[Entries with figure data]
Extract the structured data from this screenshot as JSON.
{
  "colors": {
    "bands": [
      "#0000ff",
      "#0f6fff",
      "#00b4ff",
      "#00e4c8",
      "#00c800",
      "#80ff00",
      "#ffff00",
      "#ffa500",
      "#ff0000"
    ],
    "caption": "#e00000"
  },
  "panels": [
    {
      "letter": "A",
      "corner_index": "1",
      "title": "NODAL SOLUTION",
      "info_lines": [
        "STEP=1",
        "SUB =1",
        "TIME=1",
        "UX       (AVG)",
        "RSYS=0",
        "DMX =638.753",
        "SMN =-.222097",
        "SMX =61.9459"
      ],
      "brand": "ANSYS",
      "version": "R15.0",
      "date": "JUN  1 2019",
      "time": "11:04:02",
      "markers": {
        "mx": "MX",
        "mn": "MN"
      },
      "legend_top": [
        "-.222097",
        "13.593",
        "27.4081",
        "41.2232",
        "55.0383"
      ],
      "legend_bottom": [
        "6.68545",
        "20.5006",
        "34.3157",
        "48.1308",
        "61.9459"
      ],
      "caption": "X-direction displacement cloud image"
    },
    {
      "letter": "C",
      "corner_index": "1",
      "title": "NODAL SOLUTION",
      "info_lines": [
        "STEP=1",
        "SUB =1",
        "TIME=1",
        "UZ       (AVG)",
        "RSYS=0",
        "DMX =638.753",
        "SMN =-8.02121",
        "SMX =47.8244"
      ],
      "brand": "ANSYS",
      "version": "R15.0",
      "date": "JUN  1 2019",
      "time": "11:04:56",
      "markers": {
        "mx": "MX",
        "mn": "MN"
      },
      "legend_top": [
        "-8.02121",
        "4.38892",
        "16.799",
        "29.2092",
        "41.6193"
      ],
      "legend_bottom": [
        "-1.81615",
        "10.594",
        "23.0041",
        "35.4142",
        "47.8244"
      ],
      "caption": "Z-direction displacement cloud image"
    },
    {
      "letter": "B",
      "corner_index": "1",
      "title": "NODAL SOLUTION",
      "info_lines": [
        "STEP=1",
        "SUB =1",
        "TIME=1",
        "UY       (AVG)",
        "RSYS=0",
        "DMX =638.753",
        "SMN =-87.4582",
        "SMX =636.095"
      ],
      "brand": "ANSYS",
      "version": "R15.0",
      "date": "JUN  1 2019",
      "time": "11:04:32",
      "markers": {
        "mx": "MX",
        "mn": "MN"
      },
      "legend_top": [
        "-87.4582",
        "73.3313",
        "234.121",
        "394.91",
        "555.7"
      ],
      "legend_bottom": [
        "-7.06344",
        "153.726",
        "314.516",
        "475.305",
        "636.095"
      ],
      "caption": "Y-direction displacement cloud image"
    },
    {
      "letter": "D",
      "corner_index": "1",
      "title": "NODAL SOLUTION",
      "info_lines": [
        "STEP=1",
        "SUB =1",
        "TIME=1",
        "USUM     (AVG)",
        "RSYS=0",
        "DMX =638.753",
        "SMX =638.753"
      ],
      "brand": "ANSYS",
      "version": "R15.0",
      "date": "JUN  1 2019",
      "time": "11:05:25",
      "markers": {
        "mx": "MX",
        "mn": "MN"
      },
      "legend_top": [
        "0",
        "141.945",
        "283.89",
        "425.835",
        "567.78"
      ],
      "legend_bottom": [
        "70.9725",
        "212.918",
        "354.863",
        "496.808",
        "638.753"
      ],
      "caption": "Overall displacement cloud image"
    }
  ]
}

## [DIRECTION]
Retype the whole listing, matching it exactly.

## [COMPLETE OUTPUT]
Extract the structured data from this screenshot as JSON.
{
  "colors": {
    "bands": [
      "#0000ff",
      "#0f6fff",
      "#00b4ff",
      "#00e4c8",
      "#00c800",
      "#80ff00",
      "#ffff00",
      "#ffa500",
      "#ff0000"
    ],
    "caption": "#e00000"
  },
  "panels": [
    {
      "letter": "A",
      "corner_index": "1",
      "title": "NODAL SOLUTION",
      "info_lines": [
        "STEP=1",
        "SUB =1",
        "TIME=1",
        "UX       (AVG)",
        "RSYS=0",
        "DMX =638.753",
        "SMN =-.222097",
        "SMX =61.9459"
      ],
      "brand": "ANSYS",
      "version": "R15.0",
      "date": "JUN  1 2019",
      "time": "11:04:02",
      "markers": {
        "mx": "MX",
        "mn": "MN"
      },
      "legend_top": [
        "-.222097",
        "13.593",
        "27.4081",
        "41.2232",
        "55.0383"
      ],
      "legend_bottom": [
        "6.68545",
        "20.5006",
        "34.3157",
        "48.1308",
        "61.9459"
      ],
      "caption": "X-direction displacement cloud image"
    },
    {
      "letter": "C",
      "corner_index": "1",
      "title": "NODAL SOLUTION",
      "info_lines": [
        "STEP=1",
        "SUB =1",
        "TIME=1",
        "UZ       (AVG)",
        "RSYS=0",
        "DMX =638.753",
        "SMN =-8.02121",
        "SMX =47.8244"
      ],
      "brand": "ANSYS",
      "version": "R15.0",
      "date": "JUN  1 2019",
      "time": "11:04:56",
      "markers": {
        "mx": "MX",
        "mn": "MN"
      },
      "legend_top": [
        "-8.02121",
        "4.38892",
        "16.799",
        "29.2092",
        "41.6193"
      ],
      "legend_bottom": [
        "-1.81615",
        "10.594",
        "23.0041",
        "35.4142",
        "47.8244"
      ],
      "caption": "Z-direction displacement cloud image"
    },
    {
      "letter": "B",
      "corner_index": "1",
      "title": "NODAL SOLUTION",
      "info_lines": [
        "STEP=1",
        "SUB =1",
        "TIME=1",
        "UY       (AVG)",
        "RSYS=0",
        "DMX =638.753",
        "SMN =-87.4582",
        "SMX =636.095"
      ],
      "brand": "ANSYS",
      "version": "R15.0",
      "date": "JUN  1 2019",
      "time": "11:04:32",
      "markers": {
        "mx": "MX",
        "mn": "MN"
      },
      "legend_top": [
        "-87.4582",
        "73.3313",
        "234.121",
        "394.91",
        "555.7"
      ],
      "legend_bottom": [
        "-7.06344",
        "153.726",
        "314.516",
        "475.305",
        "636.095"
      ],
      "caption": "Y-direction displacement cloud image"
    },
    {
      "letter": "D",
      "corner_index": "1",
      "title": "NODAL SOLUTION",
      "info_lines": [
        "STEP=1",
        "SUB =1",
        "TIME=1",
        "USUM     (AVG)",
        "RSYS=0",
        "DMX =638.753",
        "SMX =638.753"
      ],
      "brand": "ANSYS",
      "version": "R15.0",
      "date": "JUN  1 2019",
      "time": "11:05:25",
      "markers": {
        "mx": "MX",
        "mn": "MN"
      },
      "legend_top": [
        "0",
        "141.945",
        "283.89",
        "425.835",
        "567.78"
      ],
      "legend_bottom": [
        "70.9725",
        "212.918",
        "354.863",
        "496.808",
        "638.753"
      ],
      "caption": "Overall displacement cloud image"
    }
  ]
}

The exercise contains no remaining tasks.